-- start AVAILABLE RECORDS --

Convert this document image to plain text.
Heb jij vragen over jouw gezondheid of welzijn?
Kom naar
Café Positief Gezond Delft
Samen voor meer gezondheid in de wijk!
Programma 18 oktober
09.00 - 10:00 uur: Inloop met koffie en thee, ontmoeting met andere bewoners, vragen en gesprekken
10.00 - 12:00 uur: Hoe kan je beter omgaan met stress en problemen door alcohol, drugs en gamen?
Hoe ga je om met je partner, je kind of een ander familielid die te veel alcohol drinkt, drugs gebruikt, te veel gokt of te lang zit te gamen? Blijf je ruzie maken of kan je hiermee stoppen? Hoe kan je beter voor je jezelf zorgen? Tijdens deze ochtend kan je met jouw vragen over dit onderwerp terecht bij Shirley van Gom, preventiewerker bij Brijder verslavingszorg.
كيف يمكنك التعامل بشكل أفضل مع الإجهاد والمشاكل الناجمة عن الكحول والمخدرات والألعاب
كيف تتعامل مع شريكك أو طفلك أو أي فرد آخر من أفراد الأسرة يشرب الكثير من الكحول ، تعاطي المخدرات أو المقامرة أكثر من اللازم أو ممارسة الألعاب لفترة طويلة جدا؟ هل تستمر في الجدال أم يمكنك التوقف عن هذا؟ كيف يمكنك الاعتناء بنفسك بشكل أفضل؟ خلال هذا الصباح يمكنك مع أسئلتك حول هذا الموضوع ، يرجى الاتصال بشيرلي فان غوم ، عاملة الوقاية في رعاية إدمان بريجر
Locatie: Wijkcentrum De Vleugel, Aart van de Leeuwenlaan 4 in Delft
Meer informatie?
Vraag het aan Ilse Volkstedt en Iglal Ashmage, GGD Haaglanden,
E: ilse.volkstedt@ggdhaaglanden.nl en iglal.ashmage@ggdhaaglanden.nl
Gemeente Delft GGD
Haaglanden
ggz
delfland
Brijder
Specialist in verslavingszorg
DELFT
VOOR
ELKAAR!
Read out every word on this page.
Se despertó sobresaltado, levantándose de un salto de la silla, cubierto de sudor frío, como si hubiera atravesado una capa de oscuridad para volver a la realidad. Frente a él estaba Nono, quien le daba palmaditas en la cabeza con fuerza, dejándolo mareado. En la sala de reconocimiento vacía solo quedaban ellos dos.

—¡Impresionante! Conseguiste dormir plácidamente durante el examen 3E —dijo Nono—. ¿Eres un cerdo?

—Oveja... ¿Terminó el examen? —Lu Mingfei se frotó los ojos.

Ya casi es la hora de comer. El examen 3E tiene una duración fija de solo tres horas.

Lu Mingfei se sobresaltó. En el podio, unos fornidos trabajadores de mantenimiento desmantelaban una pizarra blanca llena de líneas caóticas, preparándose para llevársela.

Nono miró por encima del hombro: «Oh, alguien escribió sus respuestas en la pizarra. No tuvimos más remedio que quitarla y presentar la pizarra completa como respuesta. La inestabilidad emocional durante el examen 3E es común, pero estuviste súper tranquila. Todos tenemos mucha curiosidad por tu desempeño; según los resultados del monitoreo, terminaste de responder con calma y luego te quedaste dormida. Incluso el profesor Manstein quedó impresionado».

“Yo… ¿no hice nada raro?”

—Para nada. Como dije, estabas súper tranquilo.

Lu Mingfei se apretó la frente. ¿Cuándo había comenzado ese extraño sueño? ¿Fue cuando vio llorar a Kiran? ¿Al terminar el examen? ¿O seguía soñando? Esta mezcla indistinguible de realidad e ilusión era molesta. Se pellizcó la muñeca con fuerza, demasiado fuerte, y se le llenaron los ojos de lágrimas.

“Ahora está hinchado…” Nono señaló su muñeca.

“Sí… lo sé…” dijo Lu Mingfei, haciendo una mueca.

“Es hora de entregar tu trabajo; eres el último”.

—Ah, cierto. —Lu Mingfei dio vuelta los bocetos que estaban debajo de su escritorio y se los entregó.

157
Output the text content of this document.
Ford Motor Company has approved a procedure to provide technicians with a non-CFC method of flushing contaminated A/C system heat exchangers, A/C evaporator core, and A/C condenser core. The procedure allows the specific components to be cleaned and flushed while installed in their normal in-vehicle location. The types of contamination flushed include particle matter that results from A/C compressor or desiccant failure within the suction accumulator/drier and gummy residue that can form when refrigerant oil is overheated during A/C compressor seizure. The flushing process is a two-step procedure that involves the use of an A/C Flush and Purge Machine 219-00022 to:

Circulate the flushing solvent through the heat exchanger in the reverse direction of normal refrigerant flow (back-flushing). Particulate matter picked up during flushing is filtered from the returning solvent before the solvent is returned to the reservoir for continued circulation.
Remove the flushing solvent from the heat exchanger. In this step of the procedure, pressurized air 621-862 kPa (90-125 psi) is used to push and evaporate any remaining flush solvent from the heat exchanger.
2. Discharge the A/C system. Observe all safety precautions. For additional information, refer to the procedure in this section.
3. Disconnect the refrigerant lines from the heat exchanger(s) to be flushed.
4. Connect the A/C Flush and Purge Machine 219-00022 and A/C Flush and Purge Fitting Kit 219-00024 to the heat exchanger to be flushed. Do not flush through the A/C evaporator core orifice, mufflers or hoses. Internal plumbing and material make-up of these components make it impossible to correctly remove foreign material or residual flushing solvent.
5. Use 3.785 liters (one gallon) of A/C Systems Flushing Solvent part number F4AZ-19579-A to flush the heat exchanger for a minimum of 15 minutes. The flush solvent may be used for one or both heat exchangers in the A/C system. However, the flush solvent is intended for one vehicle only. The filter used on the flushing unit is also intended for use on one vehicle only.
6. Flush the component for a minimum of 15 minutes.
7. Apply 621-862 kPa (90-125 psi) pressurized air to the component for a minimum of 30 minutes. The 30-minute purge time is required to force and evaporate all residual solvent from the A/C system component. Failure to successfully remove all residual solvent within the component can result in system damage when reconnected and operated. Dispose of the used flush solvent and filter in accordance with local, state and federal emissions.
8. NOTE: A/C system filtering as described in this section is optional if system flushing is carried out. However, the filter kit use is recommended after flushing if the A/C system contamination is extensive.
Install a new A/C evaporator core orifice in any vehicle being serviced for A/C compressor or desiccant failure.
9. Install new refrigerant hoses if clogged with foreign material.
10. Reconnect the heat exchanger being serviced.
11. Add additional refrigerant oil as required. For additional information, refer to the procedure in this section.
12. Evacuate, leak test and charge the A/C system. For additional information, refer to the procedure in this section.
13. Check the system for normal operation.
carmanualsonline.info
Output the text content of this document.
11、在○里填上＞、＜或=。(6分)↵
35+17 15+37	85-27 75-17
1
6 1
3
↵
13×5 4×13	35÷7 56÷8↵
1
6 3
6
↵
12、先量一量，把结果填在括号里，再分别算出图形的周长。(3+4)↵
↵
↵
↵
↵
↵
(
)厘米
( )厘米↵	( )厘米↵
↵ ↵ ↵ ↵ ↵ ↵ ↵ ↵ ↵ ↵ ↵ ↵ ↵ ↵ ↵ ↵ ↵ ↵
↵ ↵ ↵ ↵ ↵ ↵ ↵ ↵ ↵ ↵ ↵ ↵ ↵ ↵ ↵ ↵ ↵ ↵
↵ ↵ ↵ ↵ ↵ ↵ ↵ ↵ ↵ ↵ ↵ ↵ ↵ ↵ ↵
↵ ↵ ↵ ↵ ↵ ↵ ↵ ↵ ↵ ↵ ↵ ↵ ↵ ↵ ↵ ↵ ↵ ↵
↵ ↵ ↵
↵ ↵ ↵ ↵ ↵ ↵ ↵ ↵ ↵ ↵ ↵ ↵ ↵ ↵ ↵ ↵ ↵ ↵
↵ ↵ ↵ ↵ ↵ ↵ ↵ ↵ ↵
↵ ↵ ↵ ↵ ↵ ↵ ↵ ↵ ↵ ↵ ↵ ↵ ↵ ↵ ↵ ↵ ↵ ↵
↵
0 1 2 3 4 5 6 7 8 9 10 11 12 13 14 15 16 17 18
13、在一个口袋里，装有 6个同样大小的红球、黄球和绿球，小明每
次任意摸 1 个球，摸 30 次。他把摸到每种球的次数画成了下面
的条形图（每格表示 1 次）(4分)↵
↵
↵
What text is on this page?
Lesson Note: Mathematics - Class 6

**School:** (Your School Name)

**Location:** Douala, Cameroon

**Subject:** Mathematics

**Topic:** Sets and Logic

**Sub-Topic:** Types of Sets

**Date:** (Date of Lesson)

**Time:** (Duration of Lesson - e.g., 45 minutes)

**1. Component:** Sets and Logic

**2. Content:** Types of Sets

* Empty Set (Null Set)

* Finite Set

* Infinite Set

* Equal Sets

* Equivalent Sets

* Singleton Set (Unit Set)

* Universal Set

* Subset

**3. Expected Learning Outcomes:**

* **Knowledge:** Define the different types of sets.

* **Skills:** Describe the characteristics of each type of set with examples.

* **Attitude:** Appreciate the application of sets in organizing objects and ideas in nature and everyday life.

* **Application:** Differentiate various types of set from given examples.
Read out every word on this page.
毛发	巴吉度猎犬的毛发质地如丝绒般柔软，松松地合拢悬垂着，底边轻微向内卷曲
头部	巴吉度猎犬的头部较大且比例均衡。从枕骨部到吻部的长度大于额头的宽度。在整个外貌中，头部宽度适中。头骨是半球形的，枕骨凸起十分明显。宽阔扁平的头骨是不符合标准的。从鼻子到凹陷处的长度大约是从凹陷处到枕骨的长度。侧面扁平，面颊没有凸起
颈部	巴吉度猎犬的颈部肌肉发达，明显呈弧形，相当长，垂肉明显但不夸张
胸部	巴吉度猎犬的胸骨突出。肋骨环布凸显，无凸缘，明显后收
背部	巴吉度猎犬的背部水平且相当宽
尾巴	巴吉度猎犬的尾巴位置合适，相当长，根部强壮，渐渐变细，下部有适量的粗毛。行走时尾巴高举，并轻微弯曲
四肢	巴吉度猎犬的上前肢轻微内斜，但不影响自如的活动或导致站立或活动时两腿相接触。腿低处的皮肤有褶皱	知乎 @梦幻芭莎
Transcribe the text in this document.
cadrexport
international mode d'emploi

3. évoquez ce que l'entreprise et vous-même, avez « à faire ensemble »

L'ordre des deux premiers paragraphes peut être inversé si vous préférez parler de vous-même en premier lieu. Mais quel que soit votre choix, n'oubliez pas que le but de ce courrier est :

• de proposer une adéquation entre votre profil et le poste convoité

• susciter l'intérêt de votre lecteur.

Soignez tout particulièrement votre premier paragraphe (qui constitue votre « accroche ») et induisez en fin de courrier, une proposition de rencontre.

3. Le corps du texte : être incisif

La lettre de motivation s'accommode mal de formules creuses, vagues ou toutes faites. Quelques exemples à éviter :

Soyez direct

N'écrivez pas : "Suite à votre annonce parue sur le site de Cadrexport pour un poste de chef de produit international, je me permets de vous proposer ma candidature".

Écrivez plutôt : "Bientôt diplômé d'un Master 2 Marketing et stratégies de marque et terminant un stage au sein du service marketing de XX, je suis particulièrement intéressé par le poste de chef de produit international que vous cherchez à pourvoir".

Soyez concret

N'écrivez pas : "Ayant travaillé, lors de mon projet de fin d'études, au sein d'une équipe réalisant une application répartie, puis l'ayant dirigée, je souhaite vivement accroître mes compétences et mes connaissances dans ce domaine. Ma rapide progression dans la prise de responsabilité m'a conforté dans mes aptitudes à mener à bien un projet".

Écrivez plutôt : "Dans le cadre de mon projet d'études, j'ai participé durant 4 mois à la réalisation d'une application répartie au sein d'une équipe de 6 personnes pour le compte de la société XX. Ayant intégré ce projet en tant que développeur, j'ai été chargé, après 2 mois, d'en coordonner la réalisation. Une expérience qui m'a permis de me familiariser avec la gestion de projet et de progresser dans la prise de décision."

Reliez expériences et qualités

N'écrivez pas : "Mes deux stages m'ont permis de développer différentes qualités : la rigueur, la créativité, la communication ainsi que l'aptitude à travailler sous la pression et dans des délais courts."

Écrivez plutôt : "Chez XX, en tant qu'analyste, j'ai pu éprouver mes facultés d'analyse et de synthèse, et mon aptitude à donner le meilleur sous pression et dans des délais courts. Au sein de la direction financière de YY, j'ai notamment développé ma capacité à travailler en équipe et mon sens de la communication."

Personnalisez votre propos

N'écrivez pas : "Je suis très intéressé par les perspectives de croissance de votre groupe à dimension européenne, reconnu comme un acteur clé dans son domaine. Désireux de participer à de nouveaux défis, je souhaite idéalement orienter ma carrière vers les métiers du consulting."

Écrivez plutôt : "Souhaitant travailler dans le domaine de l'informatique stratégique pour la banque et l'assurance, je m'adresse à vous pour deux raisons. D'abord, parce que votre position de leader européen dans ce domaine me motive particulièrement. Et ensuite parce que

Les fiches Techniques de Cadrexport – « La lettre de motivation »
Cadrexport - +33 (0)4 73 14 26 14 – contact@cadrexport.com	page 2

-- end AVAILABLE RECORDS --

▶ [PROBLEM STATEMENT]:
Collect, from the material above, every line containing the word "core".

▶ [RESULT FOR THIS TASK]:
Ford Motor Company has approved a procedure to provide technicians with a non-CFC method of flushing contaminated A/C system heat exchangers, A/C evaporator core, and A/C condenser core. The procedure allows the specific components to be cleaned and flushed while installed in their normal in-vehicle location. The types of contamination flushed include particle matter that results from A/C compressor or desiccant failure within the suction accumulator/drier and gummy residue that can form when refrigerant oil is overheated during A/C compressor seizure. The flushing process is a two-step procedure that involves the use of an A/C Flush and Purge Machine 219-00022 to:
4. Connect the A/C Flush and Purge Machine 219-00022 and A/C Flush and Purge Fitting Kit 219-00024 to the heat exchanger to be flushed. Do not flush through the A/C evaporator core orifice, mufflers or hoses. Internal plumbing and material make-up of these components make it impossible to correctly remove foreign material or residual flushing solvent.
Install a new A/C evaporator core orifice in any vehicle being serviced for A/C compressor or desiccant failure.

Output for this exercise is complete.